_WHAT IS ASKED_
Can you give all the records again without altering a single character?

_INFORMATION PROVIDED_

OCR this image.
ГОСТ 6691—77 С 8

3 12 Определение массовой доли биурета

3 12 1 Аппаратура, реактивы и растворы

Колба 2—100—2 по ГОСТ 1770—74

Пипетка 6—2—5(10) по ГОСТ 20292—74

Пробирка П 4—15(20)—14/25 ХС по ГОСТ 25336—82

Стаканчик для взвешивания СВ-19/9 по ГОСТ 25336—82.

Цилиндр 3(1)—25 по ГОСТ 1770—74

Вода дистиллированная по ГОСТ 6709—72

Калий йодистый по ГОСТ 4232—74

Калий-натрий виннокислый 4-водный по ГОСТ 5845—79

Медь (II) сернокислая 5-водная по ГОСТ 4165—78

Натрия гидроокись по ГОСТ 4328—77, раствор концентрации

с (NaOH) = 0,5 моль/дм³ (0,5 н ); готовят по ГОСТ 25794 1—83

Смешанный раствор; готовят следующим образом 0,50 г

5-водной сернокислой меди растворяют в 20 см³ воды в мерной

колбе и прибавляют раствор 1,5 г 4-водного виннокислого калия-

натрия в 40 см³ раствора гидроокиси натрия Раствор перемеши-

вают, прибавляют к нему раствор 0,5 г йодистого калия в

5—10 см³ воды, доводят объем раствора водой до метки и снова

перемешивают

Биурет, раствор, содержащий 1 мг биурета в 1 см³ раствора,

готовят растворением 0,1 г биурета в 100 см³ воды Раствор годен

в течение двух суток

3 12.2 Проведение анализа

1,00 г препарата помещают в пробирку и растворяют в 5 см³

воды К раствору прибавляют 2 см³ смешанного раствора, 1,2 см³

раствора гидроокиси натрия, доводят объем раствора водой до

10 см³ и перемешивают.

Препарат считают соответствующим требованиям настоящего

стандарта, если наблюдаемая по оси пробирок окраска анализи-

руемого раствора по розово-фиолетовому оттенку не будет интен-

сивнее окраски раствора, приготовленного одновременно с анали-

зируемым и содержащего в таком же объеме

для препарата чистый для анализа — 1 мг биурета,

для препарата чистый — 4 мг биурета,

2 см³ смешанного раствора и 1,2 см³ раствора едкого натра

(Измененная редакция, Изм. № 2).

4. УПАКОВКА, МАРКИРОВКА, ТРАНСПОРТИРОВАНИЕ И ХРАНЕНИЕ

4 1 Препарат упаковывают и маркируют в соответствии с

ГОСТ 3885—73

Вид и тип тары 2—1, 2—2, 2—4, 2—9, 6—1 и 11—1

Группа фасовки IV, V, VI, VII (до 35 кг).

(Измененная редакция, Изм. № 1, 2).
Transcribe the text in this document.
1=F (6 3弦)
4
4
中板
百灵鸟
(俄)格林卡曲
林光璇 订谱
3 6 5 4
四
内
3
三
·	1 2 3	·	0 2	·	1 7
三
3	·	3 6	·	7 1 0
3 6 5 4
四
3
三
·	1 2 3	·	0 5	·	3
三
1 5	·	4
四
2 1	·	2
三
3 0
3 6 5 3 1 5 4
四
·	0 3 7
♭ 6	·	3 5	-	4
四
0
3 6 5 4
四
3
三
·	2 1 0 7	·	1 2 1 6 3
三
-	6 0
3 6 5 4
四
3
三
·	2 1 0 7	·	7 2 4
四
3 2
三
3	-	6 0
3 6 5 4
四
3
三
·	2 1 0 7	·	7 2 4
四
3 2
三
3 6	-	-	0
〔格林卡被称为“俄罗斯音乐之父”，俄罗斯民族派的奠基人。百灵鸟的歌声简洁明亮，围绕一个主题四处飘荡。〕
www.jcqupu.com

_TASK RESULT_
OCR this image.
ГОСТ 6691—77 С 8

3 12 Определение массовой доли биурета

3 12 1 Аппаратура, реактивы и растворы

Колба 2—100—2 по ГОСТ 1770—74

Пипетка 6—2—5(10) по ГОСТ 20292—74

Пробирка П 4—15(20)—14/25 ХС по ГОСТ 25336—82

Стаканчик для взвешивания СВ-19/9 по ГОСТ 25336—82.

Цилиндр 3(1)—25 по ГОСТ 1770—74

Вода дистиллированная по ГОСТ 6709—72

Калий йодистый по ГОСТ 4232—74

Калий-натрий виннокислый 4-водный по ГОСТ 5845—79

Медь (II) сернокислая 5-водная по ГОСТ 4165—78

Натрия гидроокись по ГОСТ 4328—77, раствор концентрации

с (NaOH) = 0,5 моль/дм³ (0,5 н ); готовят по ГОСТ 25794 1—83

Смешанный раствор; готовят следующим образом 0,50 г

5-водной сернокислой меди растворяют в 20 см³ воды в мерной

колбе и прибавляют раствор 1,5 г 4-водного виннокислого калия-

натрия в 40 см³ раствора гидроокиси натрия Раствор перемеши-

вают, прибавляют к нему раствор 0,5 г йодистого калия в

5—10 см³ воды, доводят объем раствора водой до метки и снова

перемешивают

Биурет, раствор, содержащий 1 мг биурета в 1 см³ раствора,

готовят растворением 0,1 г биурета в 100 см³ воды Раствор годен

в течение двух суток

3 12.2 Проведение анализа

1,00 г препарата помещают в пробирку и растворяют в 5 см³

воды К раствору прибавляют 2 см³ смешанного раствора, 1,2 см³

раствора гидроокиси натрия, доводят объем раствора водой до

10 см³ и перемешивают.

Препарат считают соответствующим требованиям настоящего

стандарта, если наблюдаемая по оси пробирок окраска анализи-

руемого раствора по розово-фиолетовому оттенку не будет интен-

сивнее окраски раствора, приготовленного одновременно с анали-

зируемым и содержащего в таком же объеме

для препарата чистый для анализа — 1 мг биурета,

для препарата чистый — 4 мг биурета,

2 см³ смешанного раствора и 1,2 см³ раствора едкого натра

(Измененная редакция, Изм. № 2).

4. УПАКОВКА, МАРКИРОВКА, ТРАНСПОРТИРОВАНИЕ И ХРАНЕНИЕ

4 1 Препарат упаковывают и маркируют в соответствии с

ГОСТ 3885—73

Вид и тип тары 2—1, 2—2, 2—4, 2—9, 6—1 и 11—1

Группа фасовки IV, V, VI, VII (до 35 кг).

(Измененная редакция, Изм. № 1, 2).
Transcribe the text in this document.
1=F (6 3弦)
4
4
中板
百灵鸟
(俄)格林卡曲
林光璇 订谱
3 6 5 4
四
内
3
三
·	1 2 3	·	0 2	·	1 7
三
3	·	3 6	·	7 1 0
3 6 5 4
四
3
三
·	1 2 3	·	0 5	·	3
三
1 5	·	4
四
2 1	·	2
三
3 0
3 6 5 3 1 5 4
四
·	0 3 7
♭ 6	·	3 5	-	4
四
0
3 6 5 4
四
3
三
·	2 1 0 7	·	1 2 1 6 3
三
-	6 0
3 6 5 4
四
3
三
·	2 1 0 7	·	7 2 4
四
3 2
三
3	-	6 0
3 6 5 4
四
3
三
·	2 1 0 7	·	7 2 4
四
3 2
三
3 6	-	-	0
〔格林卡被称为“俄罗斯音乐之父”，俄罗斯民族派的奠基人。百灵鸟的歌声简洁明亮，围绕一个主题四处飘荡。〕
www.jcqupu.com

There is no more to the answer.